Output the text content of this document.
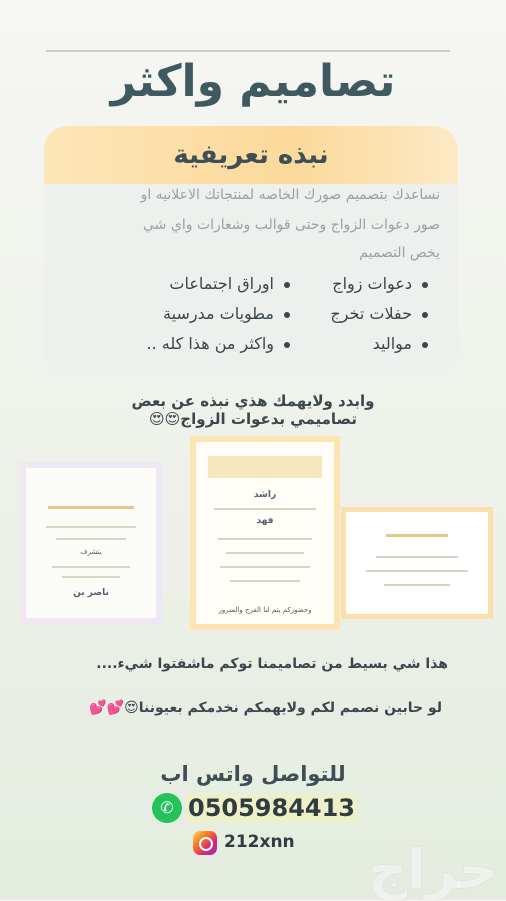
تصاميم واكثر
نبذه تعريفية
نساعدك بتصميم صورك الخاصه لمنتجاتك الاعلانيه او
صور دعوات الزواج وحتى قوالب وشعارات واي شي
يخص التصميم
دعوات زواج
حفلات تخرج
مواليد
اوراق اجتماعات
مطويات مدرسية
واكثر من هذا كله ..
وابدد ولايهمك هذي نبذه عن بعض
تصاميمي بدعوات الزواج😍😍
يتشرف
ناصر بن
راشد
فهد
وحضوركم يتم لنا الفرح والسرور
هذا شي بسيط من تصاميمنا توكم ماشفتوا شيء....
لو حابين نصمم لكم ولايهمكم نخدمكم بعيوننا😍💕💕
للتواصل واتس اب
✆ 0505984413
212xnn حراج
...
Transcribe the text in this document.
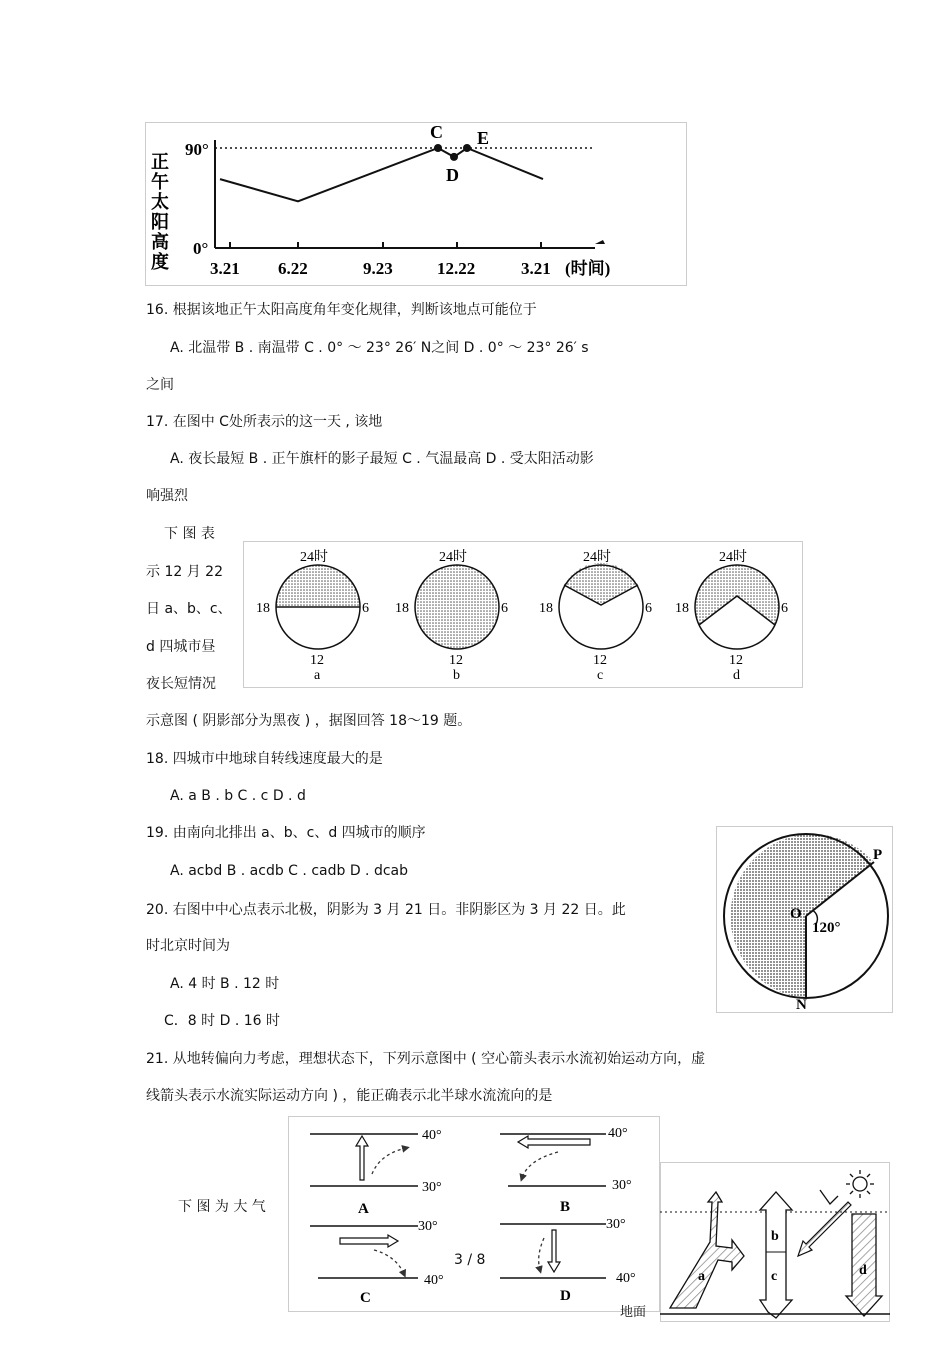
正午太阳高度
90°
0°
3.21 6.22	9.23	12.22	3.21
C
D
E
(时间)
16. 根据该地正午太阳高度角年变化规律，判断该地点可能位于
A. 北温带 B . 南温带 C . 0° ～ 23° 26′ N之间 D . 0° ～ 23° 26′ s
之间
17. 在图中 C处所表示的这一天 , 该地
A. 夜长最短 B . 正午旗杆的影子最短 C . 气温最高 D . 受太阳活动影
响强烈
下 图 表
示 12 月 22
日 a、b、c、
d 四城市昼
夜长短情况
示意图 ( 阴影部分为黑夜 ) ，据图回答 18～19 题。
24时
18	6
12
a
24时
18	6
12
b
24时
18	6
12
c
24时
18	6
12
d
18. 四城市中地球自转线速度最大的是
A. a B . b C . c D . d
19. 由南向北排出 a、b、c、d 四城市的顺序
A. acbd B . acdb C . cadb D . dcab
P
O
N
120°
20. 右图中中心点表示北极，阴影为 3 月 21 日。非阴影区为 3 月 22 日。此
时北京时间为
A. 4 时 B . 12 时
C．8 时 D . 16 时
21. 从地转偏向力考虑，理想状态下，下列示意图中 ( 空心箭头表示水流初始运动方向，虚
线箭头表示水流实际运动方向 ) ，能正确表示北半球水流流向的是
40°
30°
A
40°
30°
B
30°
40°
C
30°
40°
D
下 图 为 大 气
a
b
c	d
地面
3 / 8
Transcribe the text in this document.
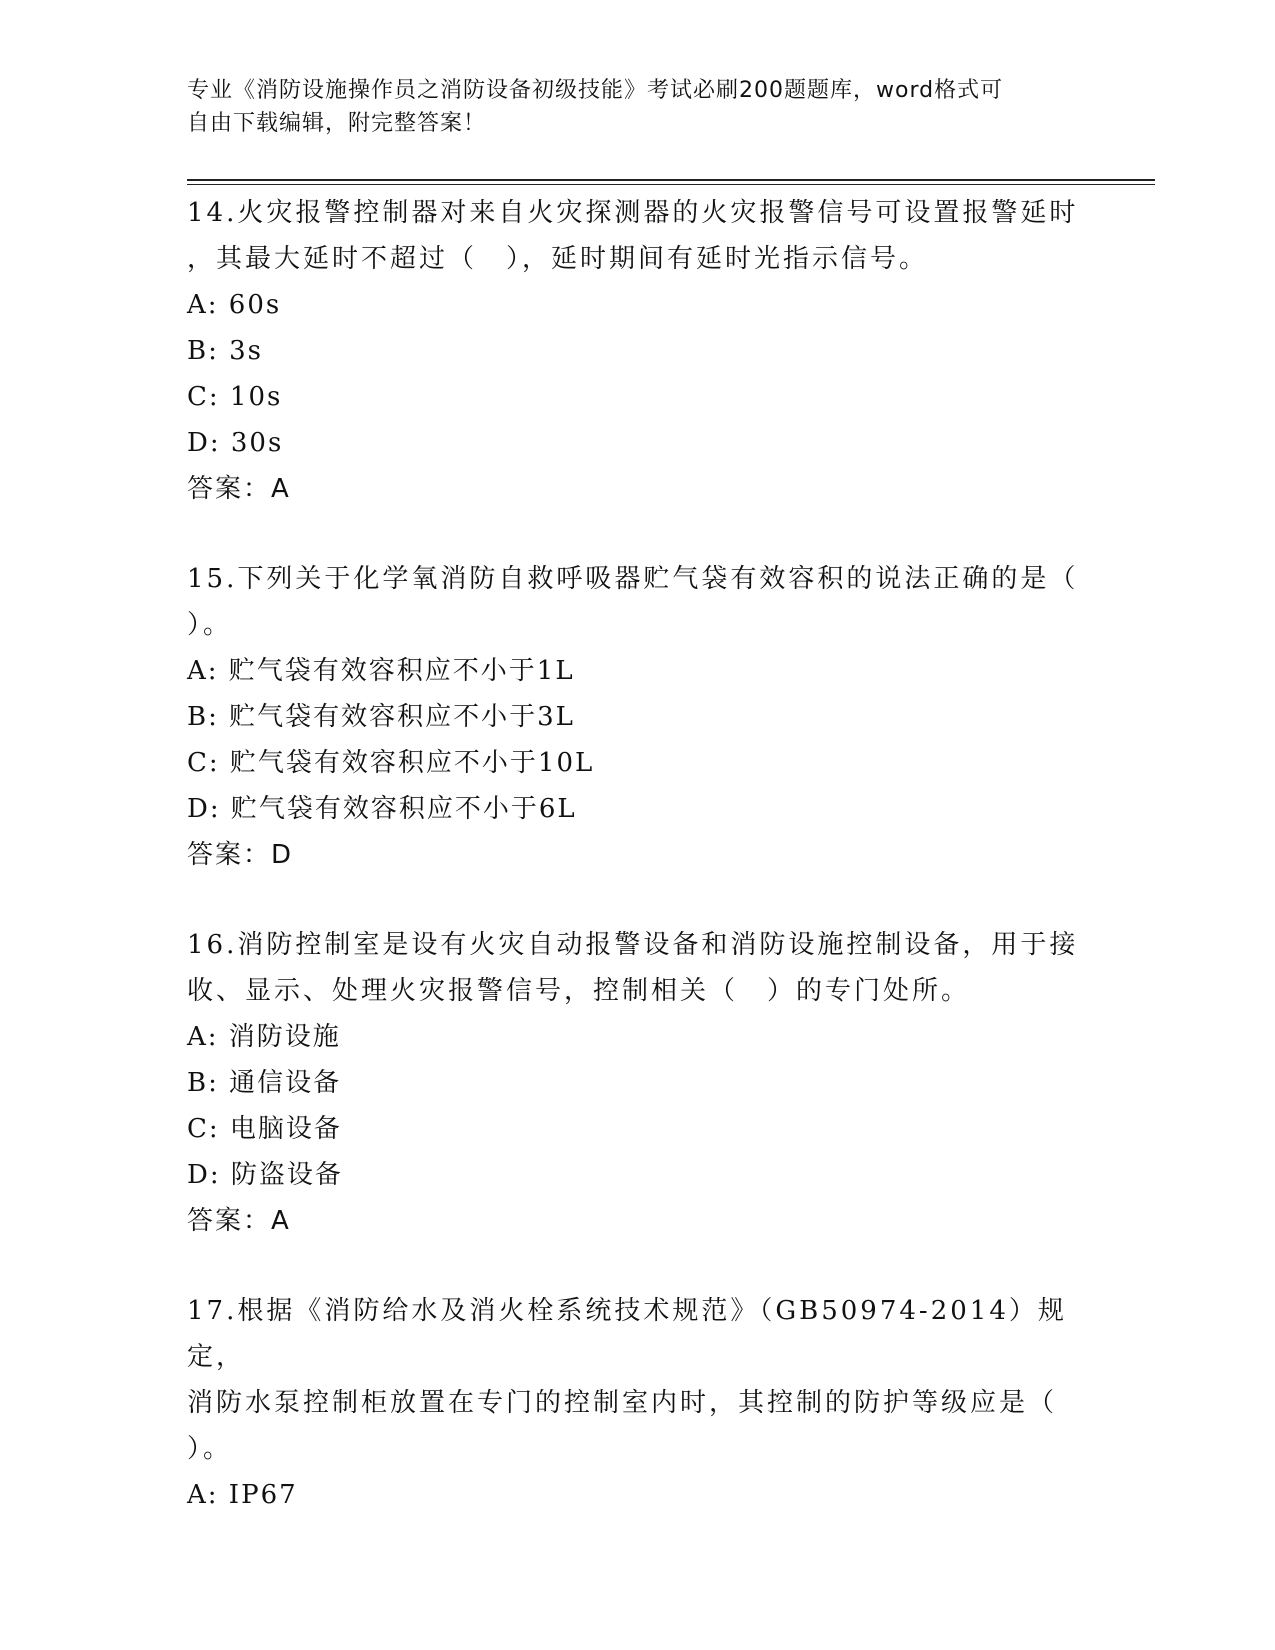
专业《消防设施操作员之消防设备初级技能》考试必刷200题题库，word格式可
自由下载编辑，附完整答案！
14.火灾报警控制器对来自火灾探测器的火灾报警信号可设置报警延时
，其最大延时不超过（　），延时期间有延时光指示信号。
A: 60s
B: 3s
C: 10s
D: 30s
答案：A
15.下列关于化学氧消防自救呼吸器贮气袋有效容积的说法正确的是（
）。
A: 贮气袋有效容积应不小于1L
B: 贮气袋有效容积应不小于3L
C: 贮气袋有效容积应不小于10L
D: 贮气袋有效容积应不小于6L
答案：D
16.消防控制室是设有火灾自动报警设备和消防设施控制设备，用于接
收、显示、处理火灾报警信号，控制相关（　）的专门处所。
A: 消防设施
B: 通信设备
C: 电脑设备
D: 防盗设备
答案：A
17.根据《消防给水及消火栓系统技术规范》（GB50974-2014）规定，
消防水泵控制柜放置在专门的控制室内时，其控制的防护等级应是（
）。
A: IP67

● **Problem details**: From the entries above, extract every line where the word "الزواج" appears.

● **Solution to this exercise**:
صور دعوات الزواج وحتى قوالب وشعارات واي شي
تصاميمي بدعوات الزواج😍😍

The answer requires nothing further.